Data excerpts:
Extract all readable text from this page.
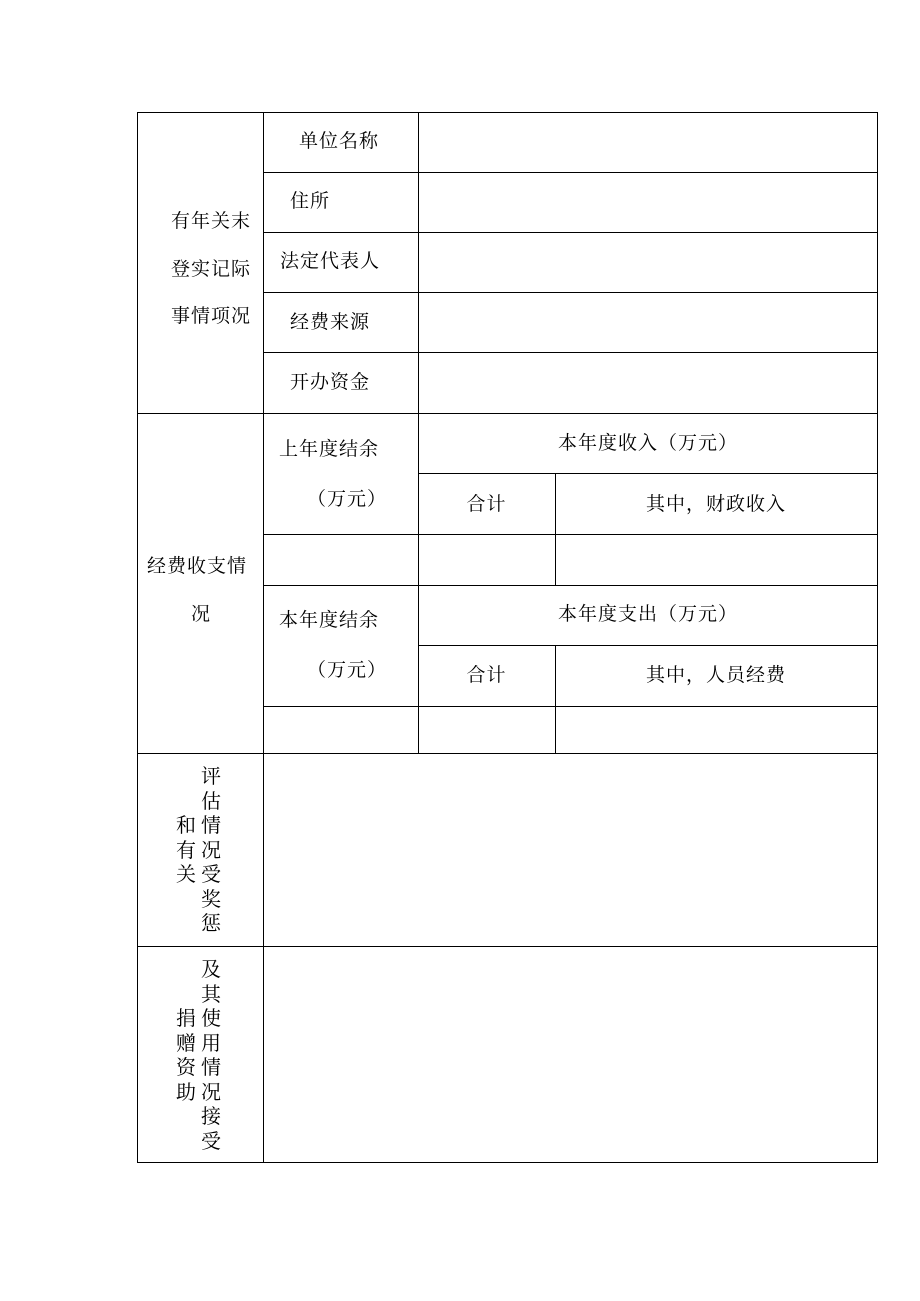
有年关末
登实记际
事情项况
单位名称
住所
法定代表人
经费来源
开办资金
经费收支情
况
上年度结余
（万元）
本年度收入（万元）
合计	其中，财政收入
本年度结余
（万元）
本年度支出（万元）
合计	其中，人员经费
和有关
评估情况受奖惩
捐赠资助
及其使用情况接受
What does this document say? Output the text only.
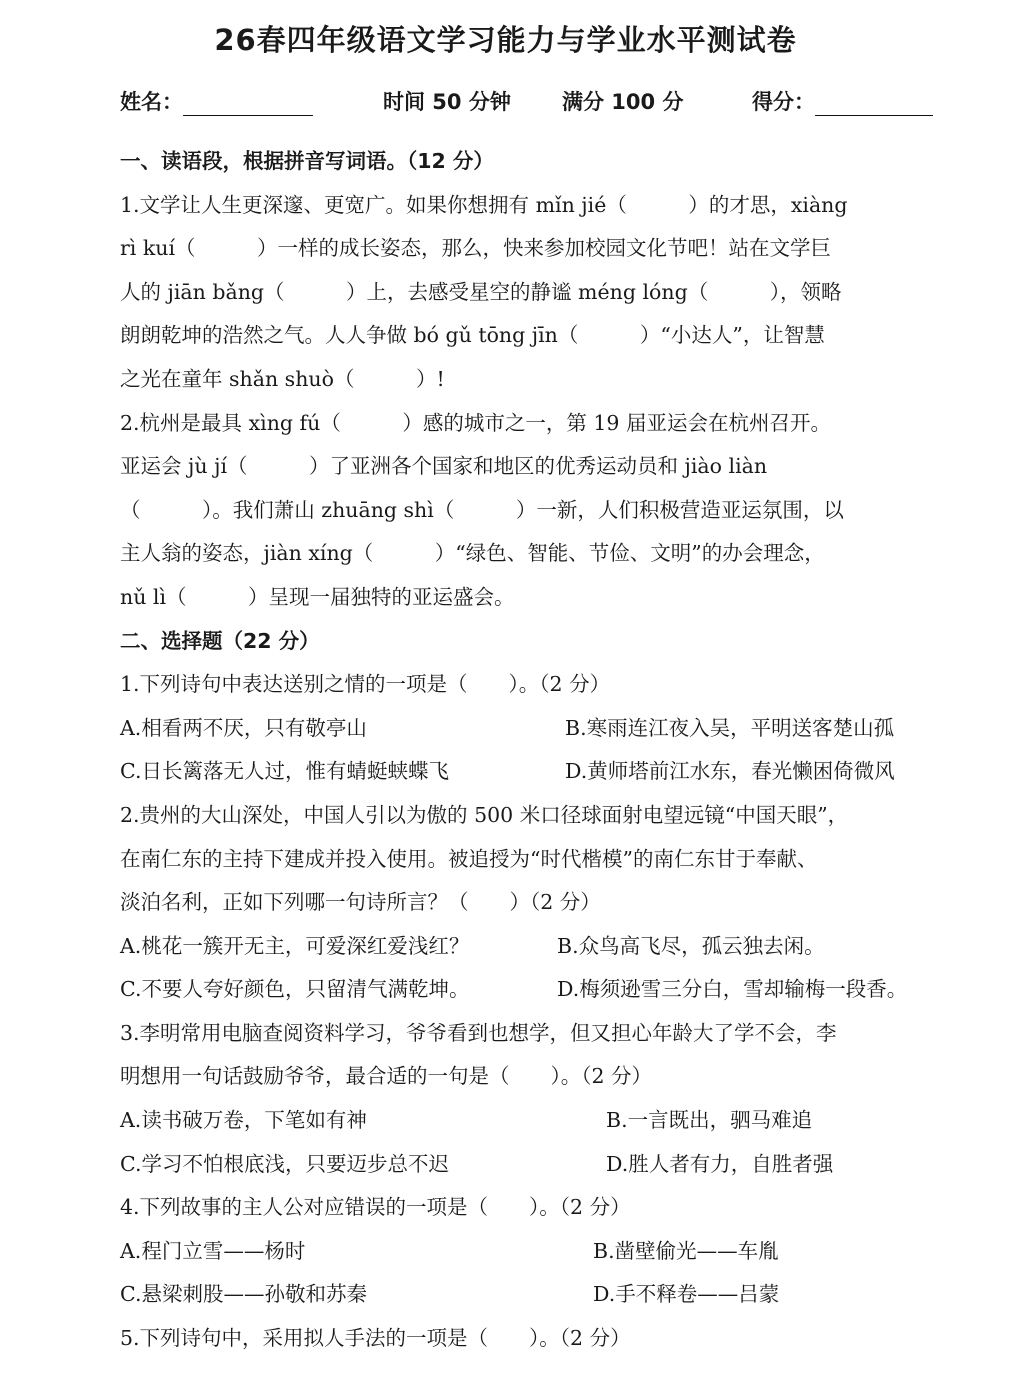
26春四年级语文学习能力与学业水平测试卷
姓名：	时间 50 分钟 满分 100 分	得分：
一、读语段，根据拼音写词语。（12 分）
1.文学让人生更深邃、更宽广。如果你想拥有 mǐn jié（　　　）的才思，xiàng
rì kuí（　　　）一样的成长姿态，那么，快来参加校园文化节吧！站在文学巨
人的 jiān bǎng（　　　）上，去感受星空的静谧 méng lóng（　　　），领略
朗朗乾坤的浩然之气。人人争做 bó gǔ tōng jīn（　　　）“小达人”，让智慧
之光在童年 shǎn shuò（　　　）!
2.杭州是最具 xìng fú（　　　）感的城市之一，第 19 届亚运会在杭州召开。
亚运会 jù jí（　　　）了亚洲各个国家和地区的优秀运动员和 jiào liàn
（　　　）。我们萧山 zhuāng shì（　　　）一新，人们积极营造亚运氛围，以
主人翁的姿态，jiàn xíng（　　　）“绿色、智能、节俭、文明”的办会理念，
nǔ lì（　　　）呈现一届独特的亚运盛会。
二、选择题（22 分）
1.下列诗句中表达送别之情的一项是（　　）。（2 分）
A.相看两不厌，只有敬亭山	B.寒雨连江夜入吴，平明送客楚山孤
C.日长篱落无人过，惟有蜻蜓蛱蝶飞	D.黄师塔前江水东，春光懒困倚微风
2.贵州的大山深处，中国人引以为傲的 500 米口径球面射电望远镜“中国天眼”，
在南仁东的主持下建成并投入使用。被追授为“时代楷模”的南仁东甘于奉献、
淡泊名利，正如下列哪一句诗所言？（　　）（2 分）
A.桃花一簇开无主，可爱深红爱浅红？	B.众鸟高飞尽，孤云独去闲。
C.不要人夸好颜色，只留清气满乾坤。	D.梅须逊雪三分白，雪却输梅一段香。
3.李明常用电脑查阅资料学习，爷爷看到也想学，但又担心年龄大了学不会，李
明想用一句话鼓励爷爷，最合适的一句是（　　）。（2 分）
A.读书破万卷，下笔如有神	B.一言既出，驷马难追
C.学习不怕根底浅，只要迈步总不迟	D.胜人者有力，自胜者强
4.下列故事的主人公对应错误的一项是（　　）。（2 分）
A.程门立雪——杨时	B.凿壁偷光——车胤
C.悬梁刺股——孙敬和苏秦	D.手不释卷——吕蒙
5.下列诗句中，采用拟人手法的一项是（　　）。（2 分）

(Stated problem) All of the records need repeating exactly, except for the pictures.

(Result of the exercise)
Extract all readable text from this page.
有年关末
登实记际
事情项况
单位名称
住所
法定代表人
经费来源
开办资金
经费收支情
况
上年度结余
（万元）
本年度收入（万元）
合计	其中，财政收入
本年度结余
（万元）
本年度支出（万元）
合计	其中，人员经费
和有关
评估情况受奖惩
捐赠资助
及其使用情况接受
What does this document say? Output the text only.
26春四年级语文学习能力与学业水平测试卷
姓名：	时间 50 分钟 满分 100 分	得分：
一、读语段，根据拼音写词语。（12 分）
1.文学让人生更深邃、更宽广。如果你想拥有 mǐn jié（　　　）的才思，xiàng
rì kuí（　　　）一样的成长姿态，那么，快来参加校园文化节吧！站在文学巨
人的 jiān bǎng（　　　）上，去感受星空的静谧 méng lóng（　　　），领略
朗朗乾坤的浩然之气。人人争做 bó gǔ tōng jīn（　　　）“小达人”，让智慧
之光在童年 shǎn shuò（　　　）!
2.杭州是最具 xìng fú（　　　）感的城市之一，第 19 届亚运会在杭州召开。
亚运会 jù jí（　　　）了亚洲各个国家和地区的优秀运动员和 jiào liàn
（　　　）。我们萧山 zhuāng shì（　　　）一新，人们积极营造亚运氛围，以
主人翁的姿态，jiàn xíng（　　　）“绿色、智能、节俭、文明”的办会理念，
nǔ lì（　　　）呈现一届独特的亚运盛会。
二、选择题（22 分）
1.下列诗句中表达送别之情的一项是（　　）。（2 分）
A.相看两不厌，只有敬亭山	B.寒雨连江夜入吴，平明送客楚山孤
C.日长篱落无人过，惟有蜻蜓蛱蝶飞	D.黄师塔前江水东，春光懒困倚微风
2.贵州的大山深处，中国人引以为傲的 500 米口径球面射电望远镜“中国天眼”，
在南仁东的主持下建成并投入使用。被追授为“时代楷模”的南仁东甘于奉献、
淡泊名利，正如下列哪一句诗所言？（　　）（2 分）
A.桃花一簇开无主，可爱深红爱浅红？	B.众鸟高飞尽，孤云独去闲。
C.不要人夸好颜色，只留清气满乾坤。	D.梅须逊雪三分白，雪却输梅一段香。
3.李明常用电脑查阅资料学习，爷爷看到也想学，但又担心年龄大了学不会，李
明想用一句话鼓励爷爷，最合适的一句是（　　）。（2 分）
A.读书破万卷，下笔如有神	B.一言既出，驷马难追
C.学习不怕根底浅，只要迈步总不迟	D.胜人者有力，自胜者强
4.下列故事的主人公对应错误的一项是（　　）。（2 分）
A.程门立雪——杨时	B.凿壁偷光——车胤
C.悬梁刺股——孙敬和苏秦	D.手不释卷——吕蒙
5.下列诗句中，采用拟人手法的一项是（　　）。（2 分）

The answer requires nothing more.